[Set problem] Locate and copy each line in the data that contains the word "учета".
*-*-*
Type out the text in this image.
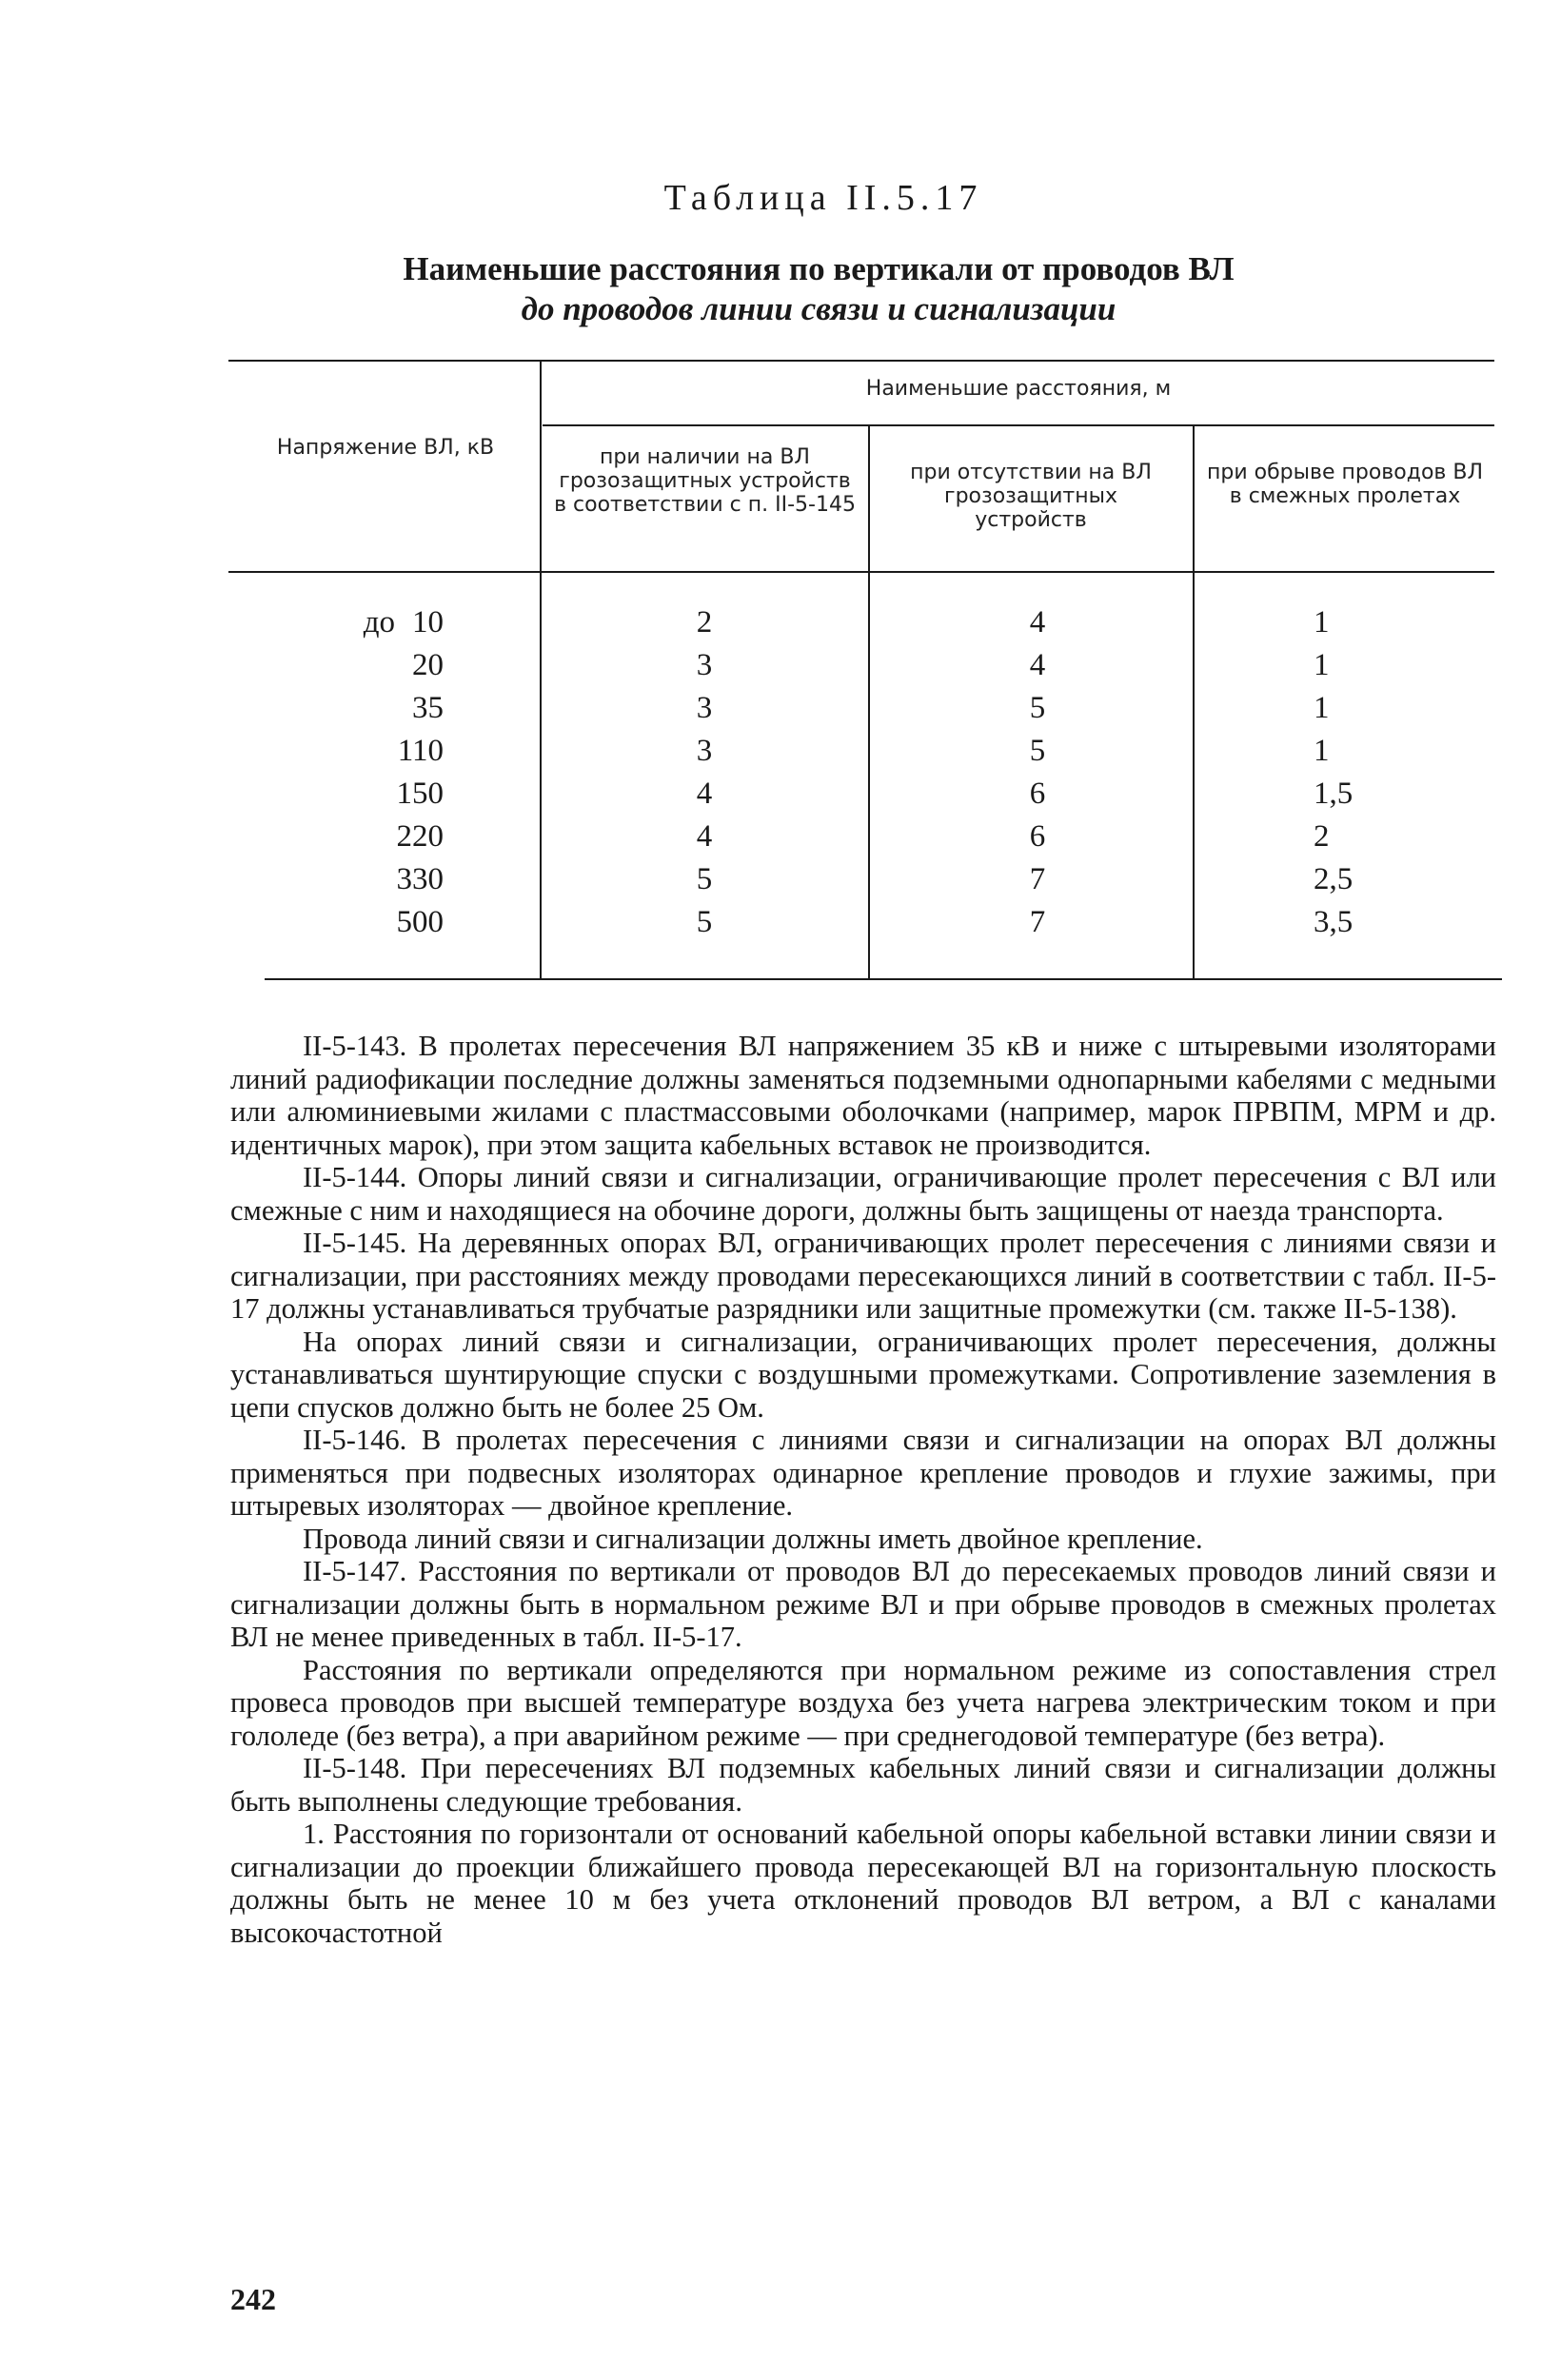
Таблица II.5.17
Наименьшие расстояния по вертикали от проводов ВЛ
до проводов линии связи и сигнализации
Напряжение ВЛ, кВ
Наименьшие расстояния, м
при наличии на ВЛ грозозащитных устройств в соответствии с п. II-5-145
при отсутствии на ВЛ грозозащитных устройств
при обрыве проводов ВЛ в смежных пролетах
до 10	2	4	1
20	3	4	1
35	3	5	1
110	3	5	1
150	4	6	1,5
220	4	6	2
330	5	7	2,5
500	5	7	3,5

II-5-143. В пролетах пересечения ВЛ напряжением 35 кВ и ниже с штыревыми изоляторами линий радиофикации последние должны заменяться подземными однопарными кабелями с медными или алюминиевыми жилами с пластмассовыми оболочками (например, марок ПРВПМ, МРМ и др. идентичных марок), при этом защита кабельных вставок не производится.

II-5-144. Опоры линий связи и сигнализации, ограничивающие пролет пересечения с ВЛ или смежные с ним и находящиеся на обочине дороги, должны быть защищены от наезда транспорта.

II-5-145. На деревянных опорах ВЛ, ограничивающих пролет пересечения с линиями связи и сигнализации, при расстояниях между проводами пересекающихся линий в соответствии с табл. II-5-17 должны устанавливаться трубчатые разрядники или защитные промежутки (см. также II-5-138).

На опорах линий связи и сигнализации, ограничивающих пролет пересечения, должны устанавливаться шунтирующие спуски с воздушными промежутками. Сопротивление заземления в цепи спусков должно быть не более 25 Ом.

II-5-146. В пролетах пересечения с линиями связи и сигнализации на опорах ВЛ должны применяться при подвесных изоляторах одинарное крепление проводов и глухие зажимы, при штыревых изоляторах — двойное крепление.

Провода линий связи и сигнализации должны иметь двойное крепление.

II-5-147. Расстояния по вертикали от проводов ВЛ до пересекаемых проводов линий связи и сигнализации должны быть в нормальном режиме ВЛ и при обрыве проводов в смежных пролетах ВЛ не менее приведенных в табл. II-5-17.

Расстояния по вертикали определяются при нормальном режиме из сопоставления стрел провеса проводов при высшей температуре воздуха без учета нагрева электрическим током и при гололеде (без ветра), а при аварийном режиме — при среднегодовой температуре (без ветра).

II-5-148. При пересечениях ВЛ подземных кабельных линий связи и сигнализации должны быть выполнены следующие требования.

1. Расстояния по горизонтали от оснований кабельной опоры кабельной вставки линии связи и сигнализации до проекции ближайшего провода пересекающей ВЛ на горизонтальную плоскость должны быть не менее 10 м без учета отклонений проводов ВЛ ветром, а ВЛ с каналами высокочастотной

242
*-*-*
[Response to this exercise]
Расстояния по вертикали определяются при нормальном режиме из сопоставления стрел провеса проводов при высшей температуре воздуха без учета нагрева электрическим током и при гололеде (без ветра), а при аварийном режиме — при среднегодовой температуре (без ветра).
1. Расстояния по горизонтали от оснований кабельной опоры кабельной вставки линии связи и сигнализации до проекции ближайшего провода пересекающей ВЛ на горизонтальную плоскость должны быть не менее 10 м без учета отклонений проводов ВЛ ветром, а ВЛ с каналами высокочастотной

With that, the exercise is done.